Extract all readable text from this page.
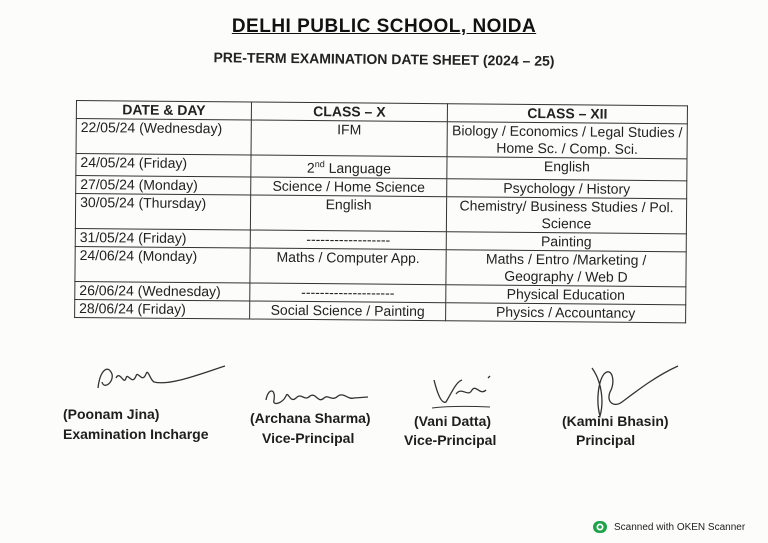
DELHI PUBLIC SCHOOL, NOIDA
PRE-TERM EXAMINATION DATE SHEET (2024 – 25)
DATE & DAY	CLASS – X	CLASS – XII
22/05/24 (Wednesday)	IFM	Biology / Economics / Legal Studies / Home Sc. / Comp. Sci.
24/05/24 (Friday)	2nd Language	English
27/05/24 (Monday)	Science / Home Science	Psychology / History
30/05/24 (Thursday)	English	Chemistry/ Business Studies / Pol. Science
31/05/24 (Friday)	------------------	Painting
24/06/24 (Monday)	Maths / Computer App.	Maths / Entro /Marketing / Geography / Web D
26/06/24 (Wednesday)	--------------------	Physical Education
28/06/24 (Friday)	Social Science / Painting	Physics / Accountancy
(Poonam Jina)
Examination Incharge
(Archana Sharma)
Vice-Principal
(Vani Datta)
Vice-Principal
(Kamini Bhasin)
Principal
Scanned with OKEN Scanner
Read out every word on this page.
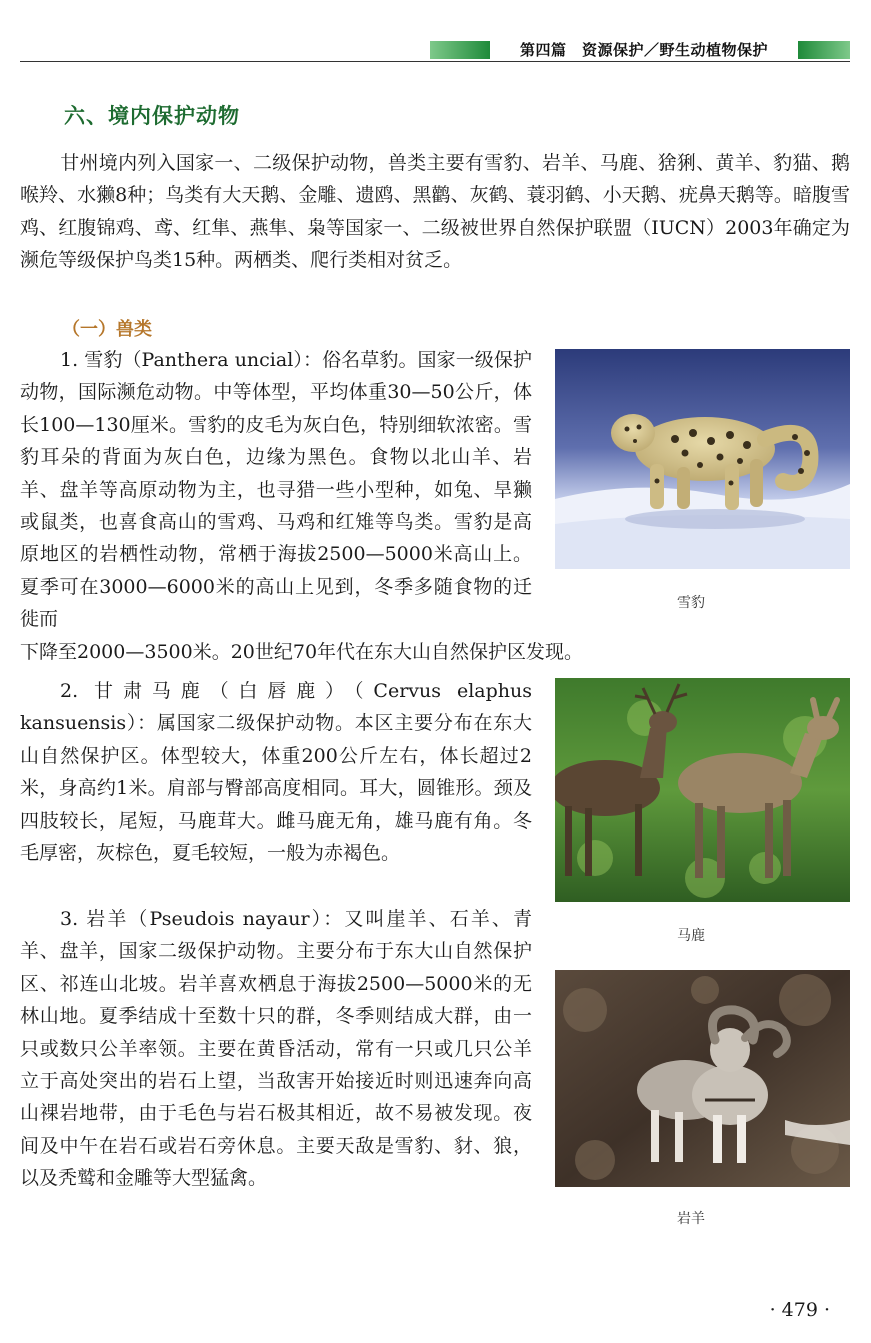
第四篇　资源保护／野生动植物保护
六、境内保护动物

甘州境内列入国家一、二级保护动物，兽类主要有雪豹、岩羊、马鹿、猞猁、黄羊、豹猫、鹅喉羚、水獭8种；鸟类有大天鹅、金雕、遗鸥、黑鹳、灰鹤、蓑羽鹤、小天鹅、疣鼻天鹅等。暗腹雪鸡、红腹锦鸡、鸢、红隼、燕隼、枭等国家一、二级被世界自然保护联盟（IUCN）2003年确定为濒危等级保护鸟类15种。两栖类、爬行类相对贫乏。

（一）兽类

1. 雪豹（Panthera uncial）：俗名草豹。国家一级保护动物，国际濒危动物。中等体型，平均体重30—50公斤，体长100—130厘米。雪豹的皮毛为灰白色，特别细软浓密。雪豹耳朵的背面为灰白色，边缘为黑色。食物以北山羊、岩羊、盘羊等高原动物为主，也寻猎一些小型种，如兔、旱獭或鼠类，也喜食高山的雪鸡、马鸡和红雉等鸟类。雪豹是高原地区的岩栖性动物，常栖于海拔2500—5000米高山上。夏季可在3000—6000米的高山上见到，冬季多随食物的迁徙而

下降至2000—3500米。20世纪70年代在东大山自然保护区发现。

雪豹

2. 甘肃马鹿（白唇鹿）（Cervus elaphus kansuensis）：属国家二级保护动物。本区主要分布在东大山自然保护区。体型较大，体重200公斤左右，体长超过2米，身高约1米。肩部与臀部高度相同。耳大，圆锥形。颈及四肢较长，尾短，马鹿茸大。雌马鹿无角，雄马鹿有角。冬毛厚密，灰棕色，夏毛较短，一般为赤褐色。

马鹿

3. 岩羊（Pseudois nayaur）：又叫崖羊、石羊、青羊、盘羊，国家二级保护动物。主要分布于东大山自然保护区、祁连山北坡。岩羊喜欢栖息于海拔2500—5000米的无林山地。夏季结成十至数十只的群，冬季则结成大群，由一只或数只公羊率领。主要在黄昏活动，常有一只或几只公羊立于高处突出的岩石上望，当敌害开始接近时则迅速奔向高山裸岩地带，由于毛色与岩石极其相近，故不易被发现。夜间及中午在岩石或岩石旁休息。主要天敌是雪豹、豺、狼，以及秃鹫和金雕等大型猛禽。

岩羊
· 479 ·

****************************************

(Task to carry out) Copy the records exactly. Skip the pictures.

(Correct answer)
Extract all readable text from this page.
DELHI PUBLIC SCHOOL, NOIDA
PRE-TERM EXAMINATION DATE SHEET (2024 – 25)
DATE & DAY	CLASS – X	CLASS – XII
22/05/24 (Wednesday)	IFM	Biology / Economics / Legal Studies / Home Sc. / Comp. Sci.
24/05/24 (Friday)	2nd Language	English
27/05/24 (Monday)	Science / Home Science	Psychology / History
30/05/24 (Thursday)	English	Chemistry/ Business Studies / Pol. Science
31/05/24 (Friday)	------------------	Painting
24/06/24 (Monday)	Maths / Computer App.	Maths / Entro /Marketing / Geography / Web D
26/06/24 (Wednesday)	--------------------	Physical Education
28/06/24 (Friday)	Social Science / Painting	Physics / Accountancy
(Poonam Jina)
Examination Incharge
(Archana Sharma)
Vice-Principal
(Vani Datta)
Vice-Principal
(Kamini Bhasin)
Principal
Scanned with OKEN Scanner
Read out every word on this page.
第四篇　资源保护／野生动植物保护
六、境内保护动物

甘州境内列入国家一、二级保护动物，兽类主要有雪豹、岩羊、马鹿、猞猁、黄羊、豹猫、鹅喉羚、水獭8种；鸟类有大天鹅、金雕、遗鸥、黑鹳、灰鹤、蓑羽鹤、小天鹅、疣鼻天鹅等。暗腹雪鸡、红腹锦鸡、鸢、红隼、燕隼、枭等国家一、二级被世界自然保护联盟（IUCN）2003年确定为濒危等级保护鸟类15种。两栖类、爬行类相对贫乏。

（一）兽类

1. 雪豹（Panthera uncial）：俗名草豹。国家一级保护动物，国际濒危动物。中等体型，平均体重30—50公斤，体长100—130厘米。雪豹的皮毛为灰白色，特别细软浓密。雪豹耳朵的背面为灰白色，边缘为黑色。食物以北山羊、岩羊、盘羊等高原动物为主，也寻猎一些小型种，如兔、旱獭或鼠类，也喜食高山的雪鸡、马鸡和红雉等鸟类。雪豹是高原地区的岩栖性动物，常栖于海拔2500—5000米高山上。夏季可在3000—6000米的高山上见到，冬季多随食物的迁徙而

下降至2000—3500米。20世纪70年代在东大山自然保护区发现。

雪豹

2. 甘肃马鹿（白唇鹿）（Cervus elaphus kansuensis）：属国家二级保护动物。本区主要分布在东大山自然保护区。体型较大，体重200公斤左右，体长超过2米，身高约1米。肩部与臀部高度相同。耳大，圆锥形。颈及四肢较长，尾短，马鹿茸大。雌马鹿无角，雄马鹿有角。冬毛厚密，灰棕色，夏毛较短，一般为赤褐色。

马鹿

3. 岩羊（Pseudois nayaur）：又叫崖羊、石羊、青羊、盘羊，国家二级保护动物。主要分布于东大山自然保护区、祁连山北坡。岩羊喜欢栖息于海拔2500—5000米的无林山地。夏季结成十至数十只的群，冬季则结成大群，由一只或数只公羊率领。主要在黄昏活动，常有一只或几只公羊立于高处突出的岩石上望，当敌害开始接近时则迅速奔向高山裸岩地带，由于毛色与岩石极其相近，故不易被发现。夜间及中午在岩石或岩石旁休息。主要天敌是雪豹、豺、狼，以及秃鹫和金雕等大型猛禽。

岩羊
· 479 ·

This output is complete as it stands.